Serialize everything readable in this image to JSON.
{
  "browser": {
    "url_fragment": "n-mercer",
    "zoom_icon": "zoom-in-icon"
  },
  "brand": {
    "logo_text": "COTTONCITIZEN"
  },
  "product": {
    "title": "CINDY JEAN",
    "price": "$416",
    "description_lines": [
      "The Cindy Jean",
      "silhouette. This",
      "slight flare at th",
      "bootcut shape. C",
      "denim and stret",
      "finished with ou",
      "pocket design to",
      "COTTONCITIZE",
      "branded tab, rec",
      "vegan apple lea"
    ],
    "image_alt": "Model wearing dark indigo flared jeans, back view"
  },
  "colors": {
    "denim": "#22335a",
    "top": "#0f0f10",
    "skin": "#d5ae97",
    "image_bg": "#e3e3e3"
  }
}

________________________________________

[GIVEN REQUEST]
Your task is to repeat every entry exactly.

[THE RESPONSE]
Serialize everything readable in this image to JSON.
{
  "browser": {
    "url_fragment": "n-mercer",
    "zoom_icon": "zoom-in-icon"
  },
  "brand": {
    "logo_text": "COTTONCITIZEN"
  },
  "product": {
    "title": "CINDY JEAN",
    "price": "$416",
    "description_lines": [
      "The Cindy Jean",
      "silhouette. This",
      "slight flare at th",
      "bootcut shape. C",
      "denim and stret",
      "finished with ou",
      "pocket design to",
      "COTTONCITIZE",
      "branded tab, rec",
      "vegan apple lea"
    ],
    "image_alt": "Model wearing dark indigo flared jeans, back view"
  },
  "colors": {
    "denim": "#22335a",
    "top": "#0f0f10",
    "skin": "#d5ae97",
    "image_bg": "#e3e3e3"
  }
}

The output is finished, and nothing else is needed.